Chart and figure data

● ● ● ●

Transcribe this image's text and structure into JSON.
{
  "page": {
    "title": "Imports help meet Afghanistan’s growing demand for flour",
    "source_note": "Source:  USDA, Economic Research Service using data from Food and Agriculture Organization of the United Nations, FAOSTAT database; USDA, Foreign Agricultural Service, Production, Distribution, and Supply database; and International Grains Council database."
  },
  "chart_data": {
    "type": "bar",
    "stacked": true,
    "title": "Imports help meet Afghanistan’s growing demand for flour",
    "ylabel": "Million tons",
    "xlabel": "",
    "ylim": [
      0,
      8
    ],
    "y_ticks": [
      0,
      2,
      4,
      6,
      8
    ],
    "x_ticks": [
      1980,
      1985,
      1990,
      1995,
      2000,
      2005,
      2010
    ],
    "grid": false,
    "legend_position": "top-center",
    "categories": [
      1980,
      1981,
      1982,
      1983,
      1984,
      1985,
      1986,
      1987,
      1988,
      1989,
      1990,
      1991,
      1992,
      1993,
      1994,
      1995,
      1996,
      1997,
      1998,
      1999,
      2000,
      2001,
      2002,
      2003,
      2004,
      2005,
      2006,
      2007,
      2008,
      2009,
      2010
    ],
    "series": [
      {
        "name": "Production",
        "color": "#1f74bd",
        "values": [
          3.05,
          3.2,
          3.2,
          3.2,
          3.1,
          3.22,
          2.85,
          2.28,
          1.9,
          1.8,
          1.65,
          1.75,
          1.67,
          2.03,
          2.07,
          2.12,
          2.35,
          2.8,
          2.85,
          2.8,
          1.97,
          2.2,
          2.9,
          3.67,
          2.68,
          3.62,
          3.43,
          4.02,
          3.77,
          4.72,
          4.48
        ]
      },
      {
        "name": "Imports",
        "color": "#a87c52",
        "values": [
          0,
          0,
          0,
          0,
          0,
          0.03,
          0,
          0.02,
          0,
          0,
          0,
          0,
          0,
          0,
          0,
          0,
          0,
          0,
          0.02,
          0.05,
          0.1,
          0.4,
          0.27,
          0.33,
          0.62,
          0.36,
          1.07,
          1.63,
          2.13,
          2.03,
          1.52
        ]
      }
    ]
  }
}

● ● ● ●

■ Prompt ■
Please quote every record above exactly as it appears.

■ Worked solution ■
Transcribe this image's text and structure into JSON.
{
  "page": {
    "title": "Imports help meet Afghanistan’s growing demand for flour",
    "source_note": "Source:  USDA, Economic Research Service using data from Food and Agriculture Organization of the United Nations, FAOSTAT database; USDA, Foreign Agricultural Service, Production, Distribution, and Supply database; and International Grains Council database."
  },
  "chart_data": {
    "type": "bar",
    "stacked": true,
    "title": "Imports help meet Afghanistan’s growing demand for flour",
    "ylabel": "Million tons",
    "xlabel": "",
    "ylim": [
      0,
      8
    ],
    "y_ticks": [
      0,
      2,
      4,
      6,
      8
    ],
    "x_ticks": [
      1980,
      1985,
      1990,
      1995,
      2000,
      2005,
      2010
    ],
    "grid": false,
    "legend_position": "top-center",
    "categories": [
      1980,
      1981,
      1982,
      1983,
      1984,
      1985,
      1986,
      1987,
      1988,
      1989,
      1990,
      1991,
      1992,
      1993,
      1994,
      1995,
      1996,
      1997,
      1998,
      1999,
      2000,
      2001,
      2002,
      2003,
      2004,
      2005,
      2006,
      2007,
      2008,
      2009,
      2010
    ],
    "series": [
      {
        "name": "Production",
        "color": "#1f74bd",
        "values": [
          3.05,
          3.2,
          3.2,
          3.2,
          3.1,
          3.22,
          2.85,
          2.28,
          1.9,
          1.8,
          1.65,
          1.75,
          1.67,
          2.03,
          2.07,
          2.12,
          2.35,
          2.8,
          2.85,
          2.8,
          1.97,
          2.2,
          2.9,
          3.67,
          2.68,
          3.62,
          3.43,
          4.02,
          3.77,
          4.72,
          4.48
        ]
      },
      {
        "name": "Imports",
        "color": "#a87c52",
        "values": [
          0,
          0,
          0,
          0,
          0,
          0.03,
          0,
          0.02,
          0,
          0,
          0,
          0,
          0,
          0,
          0,
          0,
          0,
          0,
          0.02,
          0.05,
          0.1,
          0.4,
          0.27,
          0.33,
          0.62,
          0.36,
          1.07,
          1.63,
          2.13,
          2.03,
          1.52
        ]
      }
    ]
  }
}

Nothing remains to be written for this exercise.